++++ ИССЛЕДУЕМЫЙ ТЕКСТ
В декабре 2008-го в республиканском парламенте проходило обсуждение ежегодного Доклада Совета Федерации РФ, который представили А.Торшин, В.Лопатников и Г.Бурбулис. Завершая своё выступление перед депутатами республики, Г.Бурбулис сказал: «Мы видим, что Республика Алтай состоялась и сохраняет уникальное значение для всей нашей страны». После таких слов естественным образом возникло желание поговорить с человеком, который стоял вместе с Б.Ельциным у истоков создания нашей республики и до сих пор уверен в своей правоте.
— Геннадий Эдуардович, в своё время Вы предлагали регионам брать столько суверенитета, сколько им было по силам, а теперь речь идёт об укрупнении российских регионов. Скажите, в новых условиях Вы «за» или «против» политики укрупнения?
— На рубеже 80-90-х годов советская империя распадалась, и удержать её мы могли только силой оружия. Но такой сценарий грозил обернуться гражданской войной, и, конечно же, мы не могли допустить такого развития событий. Время подтвердило нашу правоту. Пусть ответят коммунисты: хотя бы одна из бывших советских республик желает восстановления СССР? Нет. И даже такая республика, как Беларусь, не желает терять свой суверенитет.
Мы были правы, и сейчас моя совесть чиста, когда речь заходит о Беловежском соглашении. Страна распадалась, и удержать Россию мы могли только силой доверия к регионам. Давайте говорить честно: мы получили тяжёлое наследство от советской партийной системы, которое выражалось в искусственно созданных административно-территориальных образованиях. И в новых условиях, когда страна освободилась от партийного диктата, возникал риск неуправляемости. Вот почему мы выдвинули девиз: «Берите столько суверенитета, сколько хотите».
— Но разве не было другого риска, связанного с тем, что могли возникнуть сепаратистские настроения, и ваше правительство могло просто потерять страну?
— Да, в глазах оппозиции наш лозунг выглядел волюнтаристским, для них это была безответственная формула, которую они никак не могли понять. Но разве можно было ожидать иного от людей с имперским мышлением? На самом же деле наш девиз был девизом отчаяния, мы обращались ко всем губернаторам: «Помогайте новой России вы-жи-вать!» Мы предлагали: берите на себя ответственность за всё, что происходит у вас в регионах.
В то время суверенитет ни в чём не выражался, кроме тяжёлого бремени ответственности за то, чем кормить людей, как отапливать жилища, как сохранять остатки производства. И я до сих пор уверен, что этот девиз был очень правильным и своевременным. А что мы видим сейчас? Всё то же, что и тогда, на рубеже 80-90-х годов: система административно-территориального деления, унаследованная от Советского Союза, неэффективна и неоптимальна. Она создавалась волюнтаристски, по представлениям товарища Сталина, на совершенно разных основаниях применительно к регионам, и где-то был откровенный произвол, а где-то сознательное ограничение перспектив развития…
— Вы согласны, что Горный Алтай оказался в те годы в роли сырьевого придатка для экономики соседнего Алтайского края?
++++++++
++++ ЗАПИСИ
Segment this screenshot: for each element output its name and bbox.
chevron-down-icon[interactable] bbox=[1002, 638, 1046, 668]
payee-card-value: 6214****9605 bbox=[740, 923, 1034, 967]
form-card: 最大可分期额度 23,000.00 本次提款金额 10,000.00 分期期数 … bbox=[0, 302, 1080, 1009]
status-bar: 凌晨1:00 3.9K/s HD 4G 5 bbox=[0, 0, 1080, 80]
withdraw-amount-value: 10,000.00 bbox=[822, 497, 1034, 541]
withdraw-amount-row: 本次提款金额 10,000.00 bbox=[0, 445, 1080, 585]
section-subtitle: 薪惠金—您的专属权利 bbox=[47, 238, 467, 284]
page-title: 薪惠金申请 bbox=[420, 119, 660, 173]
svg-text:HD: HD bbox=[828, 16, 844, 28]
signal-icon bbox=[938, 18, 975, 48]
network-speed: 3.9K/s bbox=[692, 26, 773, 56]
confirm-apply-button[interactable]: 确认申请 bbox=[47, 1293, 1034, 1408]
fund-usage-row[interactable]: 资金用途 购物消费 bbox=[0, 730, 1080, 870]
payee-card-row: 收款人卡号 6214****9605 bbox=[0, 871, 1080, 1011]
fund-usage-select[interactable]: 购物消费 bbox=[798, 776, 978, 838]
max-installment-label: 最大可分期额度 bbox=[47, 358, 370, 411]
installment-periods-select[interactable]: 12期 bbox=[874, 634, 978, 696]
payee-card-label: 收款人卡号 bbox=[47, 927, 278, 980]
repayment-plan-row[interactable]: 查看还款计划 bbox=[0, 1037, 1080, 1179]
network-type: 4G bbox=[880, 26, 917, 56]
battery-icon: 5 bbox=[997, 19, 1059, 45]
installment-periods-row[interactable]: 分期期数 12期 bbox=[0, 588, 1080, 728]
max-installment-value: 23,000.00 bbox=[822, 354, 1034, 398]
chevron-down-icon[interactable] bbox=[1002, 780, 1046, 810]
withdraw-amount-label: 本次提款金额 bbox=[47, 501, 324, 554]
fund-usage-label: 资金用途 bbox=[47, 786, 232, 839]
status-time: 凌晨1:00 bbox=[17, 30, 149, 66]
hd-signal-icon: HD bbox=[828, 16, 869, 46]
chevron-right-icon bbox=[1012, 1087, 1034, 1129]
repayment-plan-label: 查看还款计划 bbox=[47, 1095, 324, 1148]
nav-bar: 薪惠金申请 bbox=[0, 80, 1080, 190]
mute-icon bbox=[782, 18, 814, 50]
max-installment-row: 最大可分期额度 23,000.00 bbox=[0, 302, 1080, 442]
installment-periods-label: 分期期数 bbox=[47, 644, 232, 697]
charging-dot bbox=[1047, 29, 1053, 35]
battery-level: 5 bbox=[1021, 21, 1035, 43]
++++++++
— ЗАДАНИЕ 1 —
Замените в интервью о суверенитете регионов «Г.Бурбулис» на «Геннадий Бурбулис» и приведите фрагмент, начиная со слов «В декабре 2008-го» и продолжая до слов «в своей правоте.».
— ЗАДАНИЕ 2 —
Продолжите интервью о суверенитете регионов, начав сразу после его последней реплики.
Эти записи взяты из другого источника.

— ОТВЕТ НА ЗАДАНИЕ 1 —
В декабре 2008-го в республиканском парламенте проходило обсуждение ежегодного Доклада Совета Федерации РФ, который представили А.Торшин, В.Лопатников и Геннадий Бурбулис. Завершая своё выступление перед депутатами республики, Геннадий Бурбулис сказал: «Мы видим, что Республика Алтай состоялась и сохраняет уникальное значение для всей нашей страны». После таких слов естественным образом возникло желание поговорить с человеком, который стоял вместе с Б.Ельциным у истоков создания нашей республики и до сих пор уверен в своей правоте.

— ОТВЕТ НА ЗАДАНИЕ 2 —
— Мы к этому вернёмся чуть позже, а пока я продолжу тему наследия, которое нам досталось. Мы видели на примере российских регионов, что в ряде случаев попросту блокировались аграрные ресурсы в ущерб индустриализации, и появлялись территории с переизбытком промышленных предприятий. Почему? А просто потому, что партии так было надо, и её не волновали в данном случае реальные интересы регионов. Если вспомнить к тому же, что экономика строилась у нас на военный лад, и партийных работников всюду стращали «государственными секретами», присваивали им офицерские звания, то в этой обстановке вообще терялся всякий смысл в региональной политике.
Посмотрите, во что превратился Бийск — и всё будет понятно. У нас до перестройки была плановая экономика в условиях глубочайшего системного произвола, полного волюнтаризма в принятии тех или иных решений на уровне государства. В общем, мы с самого начала понимали, что нам придётся принимать какие-то решения об укрупнении регионов…
— Я не ослышался? Вы действительно сказали об укрупнении регионов?
— Да, именно об этом. Но мы видели уже тогда, что укрупнение должно строиться на принципах оптимальности ресурсной базы, с учётом состояния всей инфраструктуры и, разумеется, с учётом трудовых ресурсов и демографии.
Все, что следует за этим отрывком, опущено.